The majority holds that the term “medical witness” as used in Pa.R.C.P. 4020(a)(5) applies to nurses. Because I do not believe that Rule 4020 was intended to have such a broad scope, I must respectfully dissent.
The majority argues that the Rule was not intended to be limited to physicians because the term “physician” could have been used in the rule instead of “medical witness.” However, I believe the reason the term “physician” was not used is because such a limitation would unnecessarily exclude other categories of highly trained medical care providers who may not be physicians but who still face the same considerations as physicians regarding inconvenience to their patients and professional practices which justify the special considerations of the rule in the first place. For example, dentists, chiropractors and psychologists are not physicians, but all schedule appointments with patients who will be inconvenienced, and perhaps endangered, by the need for the
*879 health care provider to appear in court rather than render professional services.1 There is a fundamental difference between a medical witness who is highly trained and often a specialist in his or her field of medicine and whose professional task is the diagnosis of illness and the direction of treatment regimens for such illnesses as compared to an individual who carries out the treatment or regimen ordered. While both may be essential, the services of the former are critical while the services of the latter are not and, therefore, should not received the same considerations given to physicians and other medical witnesses whose testimony is needed at trial.
Although nursing care is essential to the treatment of patients, nurses generally “will have no ‘personal’ problems like the physician, whose problems have been the justification for special treatment.” 1978 Explanatory Note to Pa.R.C.P. 4020. While the unavailability of a physician or other medical witness caused by a court appearance may necessitate the rescheduling of a patient, or perhaps many patients, the unavailability of a nurse can usually be accommodated by the rescheduling of other nurses, thereby avoiding the inconvenience to patients and the disruption of a professional medical practice. Because the special circumstances justifying the rule are not present when a nurse is required to testify in court, I do not believe that nurse witnesses were intended to come within the definition of “medical witness.”

[Dataset records]
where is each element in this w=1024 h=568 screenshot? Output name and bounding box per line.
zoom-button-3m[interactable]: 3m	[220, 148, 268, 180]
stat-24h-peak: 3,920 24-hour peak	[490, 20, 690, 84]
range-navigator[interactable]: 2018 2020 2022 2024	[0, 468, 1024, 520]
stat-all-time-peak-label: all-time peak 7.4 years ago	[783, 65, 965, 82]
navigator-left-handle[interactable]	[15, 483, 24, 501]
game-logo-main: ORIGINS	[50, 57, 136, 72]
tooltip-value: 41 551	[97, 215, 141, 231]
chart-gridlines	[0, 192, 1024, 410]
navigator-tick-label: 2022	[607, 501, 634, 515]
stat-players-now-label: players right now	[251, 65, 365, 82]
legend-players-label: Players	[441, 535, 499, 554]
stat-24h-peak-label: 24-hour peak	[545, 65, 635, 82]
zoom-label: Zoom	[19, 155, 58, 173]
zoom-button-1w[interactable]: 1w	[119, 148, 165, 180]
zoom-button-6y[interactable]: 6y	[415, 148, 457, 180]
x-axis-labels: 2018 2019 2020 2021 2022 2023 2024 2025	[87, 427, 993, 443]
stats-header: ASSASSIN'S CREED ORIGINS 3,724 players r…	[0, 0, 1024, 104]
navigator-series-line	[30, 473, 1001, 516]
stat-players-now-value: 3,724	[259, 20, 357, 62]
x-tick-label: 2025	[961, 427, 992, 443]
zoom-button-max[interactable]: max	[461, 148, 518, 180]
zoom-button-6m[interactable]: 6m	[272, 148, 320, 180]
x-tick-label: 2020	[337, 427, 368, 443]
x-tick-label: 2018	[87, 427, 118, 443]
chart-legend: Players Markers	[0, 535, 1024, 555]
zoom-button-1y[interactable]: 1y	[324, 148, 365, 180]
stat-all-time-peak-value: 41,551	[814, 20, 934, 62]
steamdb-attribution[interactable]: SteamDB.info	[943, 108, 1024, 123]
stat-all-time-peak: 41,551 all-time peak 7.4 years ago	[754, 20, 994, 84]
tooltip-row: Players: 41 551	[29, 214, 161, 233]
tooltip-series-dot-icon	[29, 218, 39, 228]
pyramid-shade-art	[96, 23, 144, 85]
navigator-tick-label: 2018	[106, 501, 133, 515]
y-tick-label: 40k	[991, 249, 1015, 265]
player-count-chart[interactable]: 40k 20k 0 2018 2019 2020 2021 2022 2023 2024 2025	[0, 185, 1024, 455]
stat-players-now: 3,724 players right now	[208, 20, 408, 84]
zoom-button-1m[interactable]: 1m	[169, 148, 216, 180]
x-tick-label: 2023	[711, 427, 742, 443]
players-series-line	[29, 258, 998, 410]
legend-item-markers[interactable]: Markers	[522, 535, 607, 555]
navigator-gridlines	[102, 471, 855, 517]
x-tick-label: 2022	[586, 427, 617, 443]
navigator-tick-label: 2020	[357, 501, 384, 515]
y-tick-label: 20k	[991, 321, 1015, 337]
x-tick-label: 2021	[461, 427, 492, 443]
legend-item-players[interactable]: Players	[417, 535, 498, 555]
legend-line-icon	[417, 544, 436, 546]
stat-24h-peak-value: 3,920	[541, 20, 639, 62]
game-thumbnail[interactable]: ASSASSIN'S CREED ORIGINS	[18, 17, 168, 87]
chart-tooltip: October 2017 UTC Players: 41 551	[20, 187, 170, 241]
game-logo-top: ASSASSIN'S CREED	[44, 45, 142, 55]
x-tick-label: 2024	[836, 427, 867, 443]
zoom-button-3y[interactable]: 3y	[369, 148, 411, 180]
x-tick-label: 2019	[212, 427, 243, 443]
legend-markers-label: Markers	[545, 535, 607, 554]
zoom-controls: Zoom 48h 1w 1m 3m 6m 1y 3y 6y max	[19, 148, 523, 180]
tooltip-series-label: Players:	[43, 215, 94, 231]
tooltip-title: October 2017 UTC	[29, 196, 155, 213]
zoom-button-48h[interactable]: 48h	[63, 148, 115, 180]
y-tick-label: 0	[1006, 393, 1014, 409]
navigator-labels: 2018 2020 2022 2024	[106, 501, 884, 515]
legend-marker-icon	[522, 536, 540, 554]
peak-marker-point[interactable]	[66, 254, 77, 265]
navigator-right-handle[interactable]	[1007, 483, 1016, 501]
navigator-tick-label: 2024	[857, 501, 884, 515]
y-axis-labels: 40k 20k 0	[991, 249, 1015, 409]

* [HOW TO COMPLETE THIS TASK]: In the dissent on the term "medical witness," which three kinds of providers are named as medical care providers who are not physicians?

* [RESULT OF THE TASK]: Dentists, chiropractors and psychologists.